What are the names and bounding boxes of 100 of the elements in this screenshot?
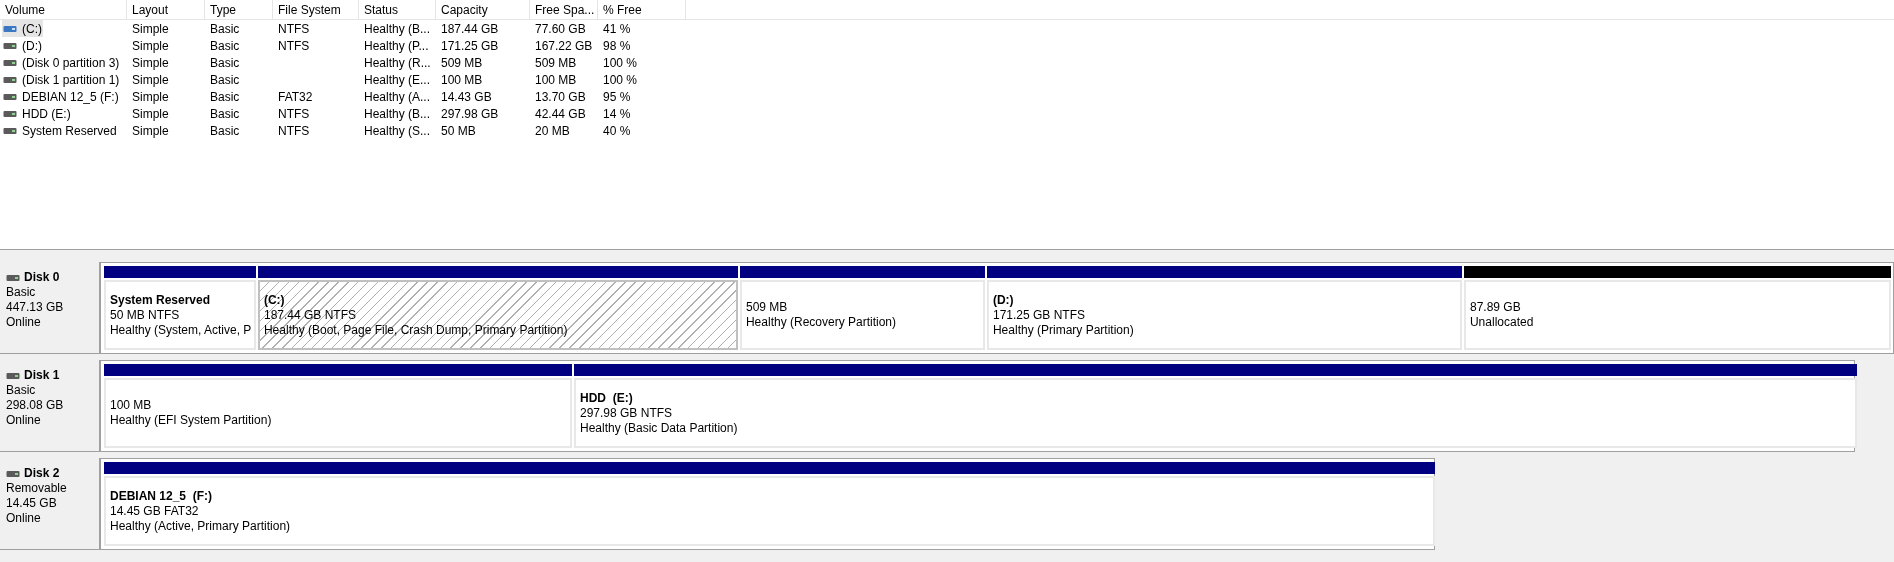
- disk-type: Basic: [6, 383, 37, 398]
- list-entry[interactable]: (Disk 0 partition 3): [2, 54, 121, 71]
- table-cell-text: Healthy (R...: [363, 54, 432, 72]
- table-cell-text: Basic: [209, 88, 241, 106]
- disk-size: 447.13 GB: [6, 300, 65, 315]
- column-header[interactable]: Volume: [0, 0, 127, 19]
- partition-status: Healthy (Primary Partition): [992, 322, 1135, 338]
- table-cell-text: 14 %: [602, 105, 632, 123]
- table-cell-text: NTFS: [277, 122, 311, 140]
- drive-icon: [3, 109, 17, 118]
- table-cell-text: Healthy (B...: [363, 105, 432, 123]
- table-cell-text: NTFS: [277, 105, 311, 123]
- partition-status: Healthy (System, Active, P: [109, 322, 250, 338]
- drive-icon: [3, 41, 17, 50]
- list-entry[interactable]: (D:): [2, 37, 43, 54]
- disk-label[interactable]: Disk 0 Basic 447.13 GB Online: [0, 262, 100, 354]
- list-entry[interactable]: (C:): [2, 20, 43, 37]
- partition-status: Healthy (Active, Primary Partition): [110, 518, 292, 534]
- table-cell-text: Healthy (E...: [363, 71, 432, 89]
- column-header[interactable]: Layout: [127, 0, 205, 19]
- list-entry[interactable]: DEBIAN 12_5 (F:): [2, 88, 120, 105]
- drive-icon: [3, 24, 17, 33]
- disk-type: Basic: [6, 285, 37, 300]
- partition-name: (C:): [263, 292, 286, 308]
- table-cell-text: NTFS: [277, 20, 311, 38]
- disk-label[interactable]: Disk 1 Basic 298.08 GB Online: [0, 360, 100, 452]
- table-cell-text: 98 %: [602, 37, 632, 55]
- table-cell-text: Simple: [131, 122, 170, 140]
- disk-name: Disk 2: [24, 466, 60, 481]
- disk-label[interactable]: Disk 2 Removable 14.45 GB Online: [0, 458, 100, 550]
- table-cell-text: 509 MB: [440, 54, 484, 72]
- disk-size: 14.45 GB: [6, 496, 58, 511]
- table-cell-text: Healthy (P...: [363, 37, 430, 55]
- table-cell-text: Simple: [131, 37, 170, 55]
- drive-icon: [6, 273, 20, 282]
- disk-type: Removable: [6, 481, 68, 496]
- column-header[interactable]: % Free: [598, 0, 686, 19]
- table-cell-text: 100 MB: [440, 71, 484, 89]
- table-cell-text: Healthy (A...: [363, 88, 432, 106]
- partition-size: 100 MB: [110, 398, 153, 413]
- partition-name: (D:): [992, 292, 1015, 308]
- disk-name: Disk 0: [24, 270, 60, 285]
- column-header[interactable]: File System: [273, 0, 359, 19]
- list-entry[interactable]: HDD (E:): [2, 105, 72, 122]
- column-header[interactable]: Capacity: [436, 0, 530, 19]
- partition-status: Healthy (Boot, Page File, Crash Dump, Primary Partition): [263, 322, 569, 338]
- table-cell-text: Simple: [131, 105, 170, 123]
- partition-size: 509 MB: [745, 300, 789, 315]
- table-cell-text: NTFS: [277, 37, 311, 55]
- partition-name: System Reserved: [109, 292, 211, 308]
- table-cell-text: 20 MB: [534, 122, 571, 140]
- table-cell-text: Simple: [131, 54, 170, 72]
- table-cell-text: Basic: [209, 122, 241, 140]
- table-cell-text: Basic: [209, 54, 241, 72]
- table-cell-text: Basic: [209, 37, 241, 55]
- list-entry[interactable]: System Reserved: [2, 122, 118, 139]
- drive-icon: [3, 126, 17, 135]
- table-cell-text: 14.43 GB: [440, 88, 493, 106]
- table-cell-text: 50 MB: [440, 122, 477, 140]
- table-cell-text: Healthy (B...: [363, 20, 432, 38]
- table-cell-text: 100 MB: [534, 71, 578, 89]
- table-cell-text: 100 %: [602, 71, 639, 89]
- column-header[interactable]: Status: [359, 0, 436, 19]
- drive-icon: [3, 92, 17, 101]
- column-header[interactable]: Type: [205, 0, 273, 19]
- table-cell-text: FAT32: [277, 88, 314, 106]
- disk-status: Online: [6, 413, 42, 428]
- table-cell-text: 187.44 GB: [440, 20, 500, 38]
- table-cell-text: 42.44 GB: [534, 105, 587, 123]
- partition-status: Healthy (Recovery Partition): [745, 315, 897, 330]
- table-cell-text: Simple: [131, 20, 170, 38]
- table-cell-text: 95 %: [602, 88, 632, 106]
- table-cell-text: Simple: [131, 88, 170, 106]
- table-cell-text: Healthy (S...: [363, 122, 432, 140]
- table-cell-text: 167.22 GB: [534, 37, 594, 55]
- partition-status: Healthy (Basic Data Partition): [580, 420, 739, 436]
- table-cell-text: Basic: [209, 71, 241, 89]
- column-header[interactable]: Free Spa...: [530, 0, 598, 19]
- partition-status: Healthy (EFI System Partition): [110, 413, 273, 428]
- partition-name: DEBIAN 12_5 (F:): [110, 488, 214, 504]
- partition-size: 297.98 GB NTFS: [580, 405, 674, 421]
- drive-icon: [3, 58, 17, 67]
- partition-size: 171.25 GB NTFS: [992, 307, 1086, 323]
- table-cell-text: 297.98 GB: [440, 105, 500, 123]
- drive-icon: [6, 469, 20, 478]
- partition-size: 187.44 GB NTFS: [263, 307, 357, 323]
- partition-status: Unallocated: [1469, 315, 1535, 330]
- disk-size: 298.08 GB: [6, 398, 65, 413]
- partition-size: 87.89 GB: [1469, 300, 1522, 315]
- table-cell-text: 40 %: [602, 122, 632, 140]
- disk-name: Disk 1: [24, 368, 60, 383]
- table-cell-text: 41 %: [602, 20, 632, 38]
- list-entry[interactable]: (Disk 1 partition 1): [2, 71, 121, 88]
- table-cell-text: 100 %: [602, 54, 639, 72]
- table-cell-text: 509 MB: [534, 54, 578, 72]
- table-cell-text: Basic: [209, 20, 241, 38]
- table-cell-text: Simple: [131, 71, 170, 89]
- table-cell-text: 77.60 GB: [534, 20, 587, 38]
- table-cell-text: 171.25 GB: [440, 37, 500, 55]
- disk-status: Online: [6, 511, 42, 526]
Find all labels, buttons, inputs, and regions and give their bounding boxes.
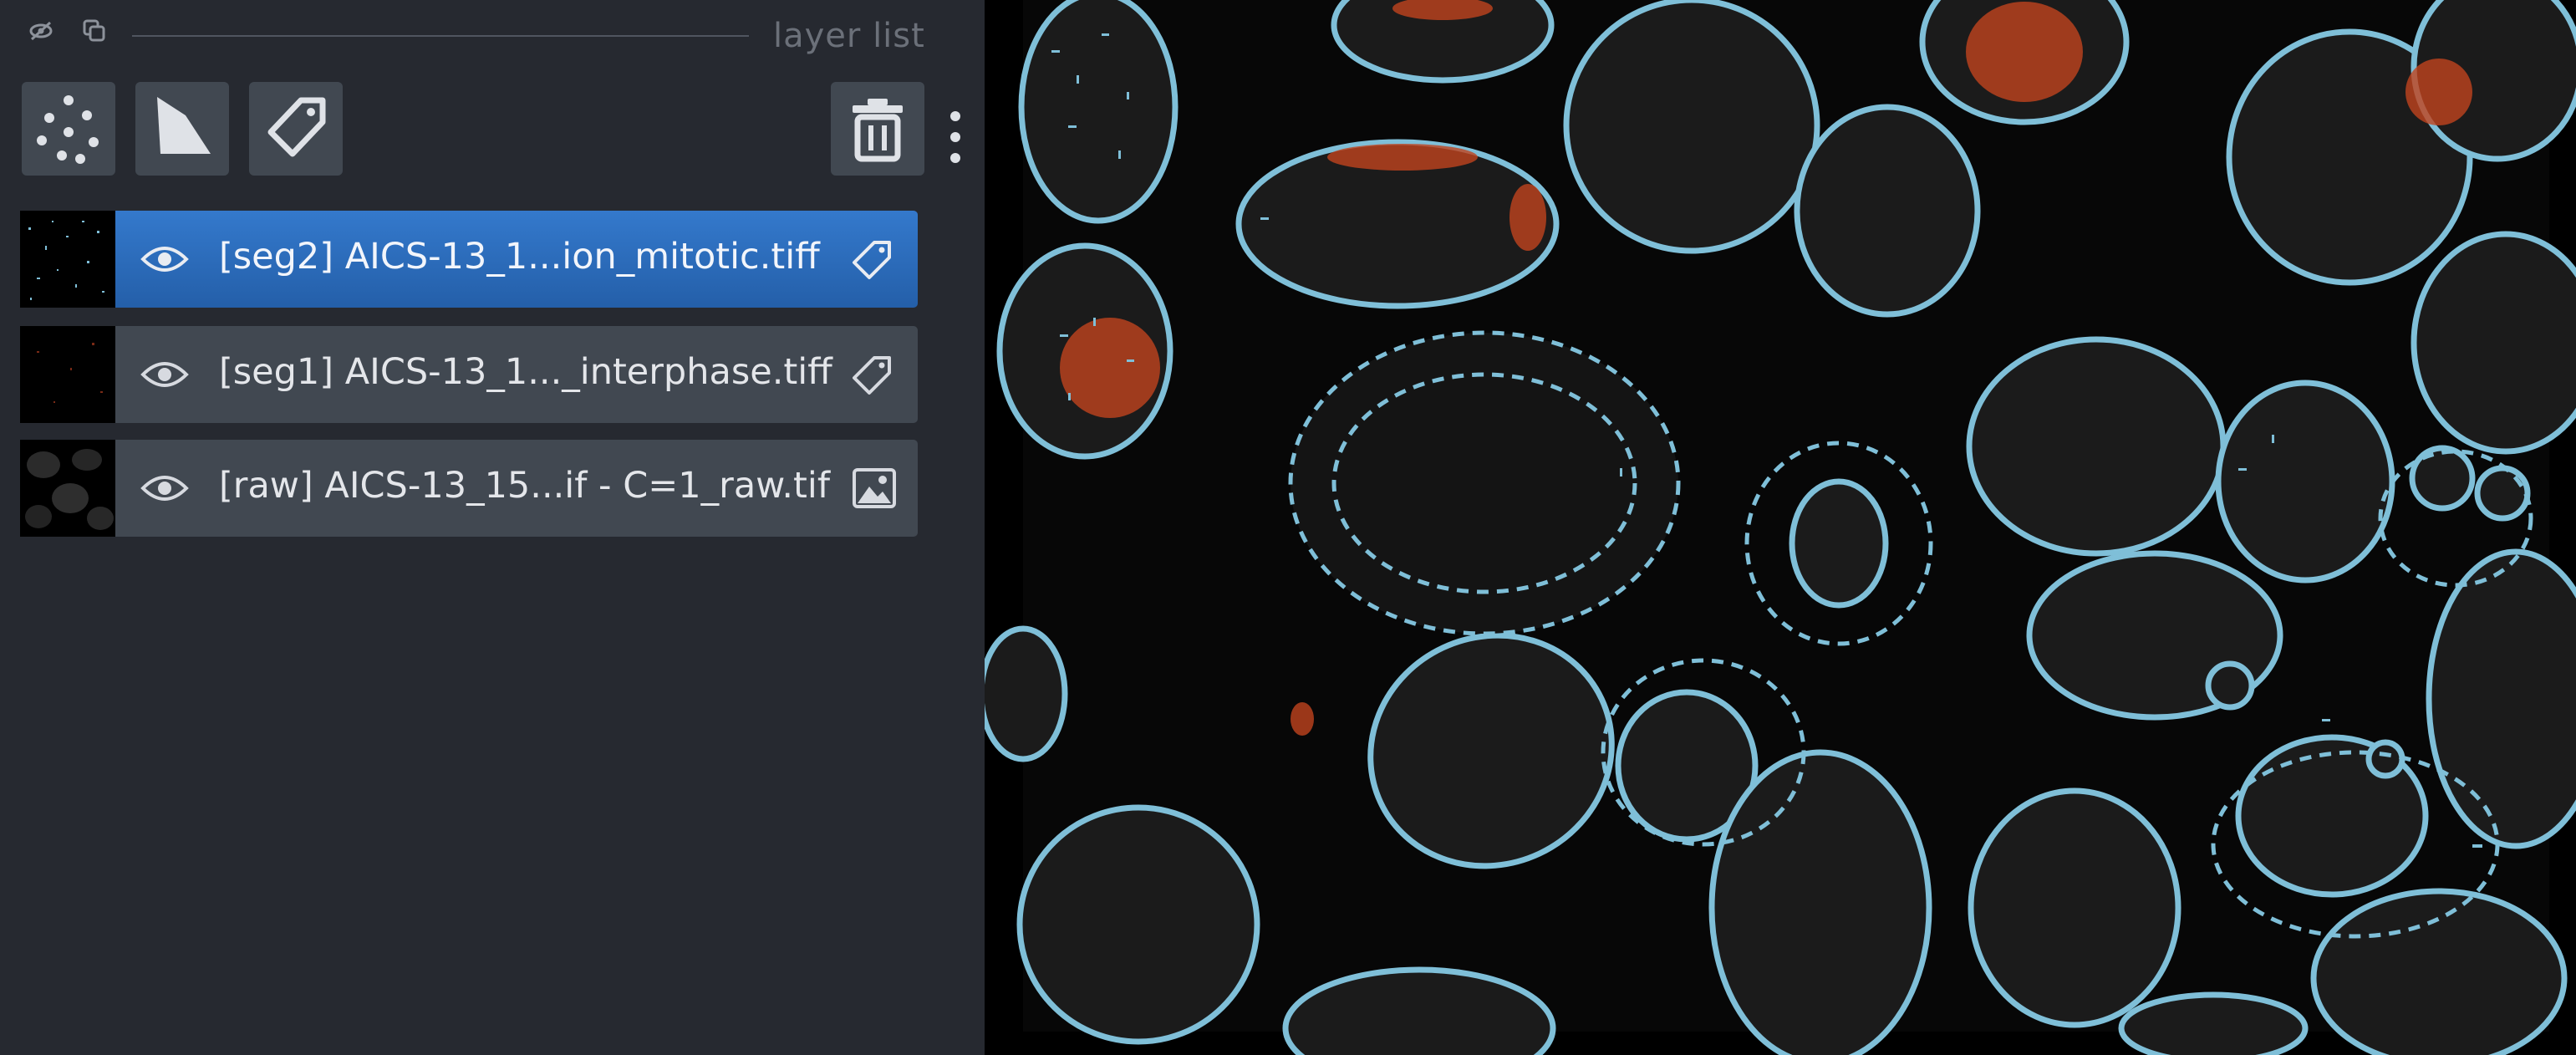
image-icon — [853, 468, 896, 508]
duplicate-icon[interactable] — [82, 18, 107, 43]
label-tag-icon — [267, 97, 326, 157]
layer-list-header: layer list — [0, 0, 985, 75]
eye-icon[interactable] — [140, 358, 189, 391]
image-canvas[interactable] — [985, 0, 2576, 1055]
layer-thumbnail — [20, 211, 115, 308]
header-divider — [132, 35, 749, 37]
layer-name: [raw] AICS-13_15...if - C=1_raw.tif — [219, 465, 830, 507]
kebab-menu-icon[interactable] — [949, 110, 961, 164]
layer-name: [seg2] AICS-13_1...ion_mitotic.tiff — [219, 236, 820, 278]
layer-list-panel: layer list [seg2] AICS-13_1...ion_mitoti… — [0, 0, 985, 1055]
new-labels-layer-button[interactable] — [249, 82, 343, 176]
points-icon — [37, 95, 99, 164]
layer-thumbnail — [20, 440, 115, 537]
label-tag-icon — [853, 356, 891, 395]
visibility-toggle-icon[interactable] — [28, 18, 53, 43]
label-tag-icon — [853, 241, 891, 279]
new-points-layer-button[interactable] — [22, 82, 115, 176]
eye-icon[interactable] — [140, 471, 189, 505]
layer-row-seg2[interactable]: [seg2] AICS-13_1...ion_mitotic.tiff — [20, 211, 918, 308]
delete-layer-button[interactable] — [831, 82, 924, 176]
layer-row-raw[interactable]: [raw] AICS-13_15...if - C=1_raw.tif — [20, 440, 918, 537]
trash-icon — [853, 99, 903, 162]
microscopy-image — [985, 0, 2576, 1055]
layer-list-title: layer list — [773, 17, 925, 55]
eye-icon[interactable] — [140, 242, 189, 276]
layer-name: [seg1] AICS-13_1..._interphase.tiff — [219, 351, 832, 393]
layer-row-seg1[interactable]: [seg1] AICS-13_1..._interphase.tiff — [20, 326, 918, 423]
shapes-icon — [157, 97, 211, 154]
layer-thumbnail — [20, 326, 115, 423]
new-shapes-layer-button[interactable] — [135, 82, 229, 176]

- - - - - - -

• [Description of the task]: Reproduce, character for character, the lines from the one containing "- disk-type: Basic: [6, 383, 37, 398]" to the one containing "- partition-status: Healthy (Active, Primary", including both of those lines.

• [The output]:
- disk-type: Basic: [6, 383, 37, 398]
- list-entry[interactable]: (Disk 0 partition 3): [2, 54, 121, 71]
- table-cell-text: Healthy (R...: [363, 54, 432, 72]
- table-cell-text: Basic: [209, 88, 241, 106]
- disk-size: 447.13 GB: [6, 300, 65, 315]
- column-header[interactable]: Volume: [0, 0, 127, 19]
- partition-status: Healthy (Primary Partition): [992, 322, 1135, 338]
- table-cell-text: 14 %: [602, 105, 632, 123]
- table-cell-text: NTFS: [277, 122, 311, 140]
- drive-icon: [3, 109, 17, 118]
- table-cell-text: Healthy (B...: [363, 105, 432, 123]
- table-cell-text: NTFS: [277, 105, 311, 123]
- partition-status: Healthy (System, Active, P: [109, 322, 250, 338]
- drive-icon: [3, 41, 17, 50]
- list-entry[interactable]: (D:): [2, 37, 43, 54]
- disk-label[interactable]: Disk 0 Basic 447.13 GB Online: [0, 262, 100, 354]
- list-entry[interactable]: (C:): [2, 20, 43, 37]
- partition-status: Healthy (Active, Primary Partition): [110, 518, 292, 534]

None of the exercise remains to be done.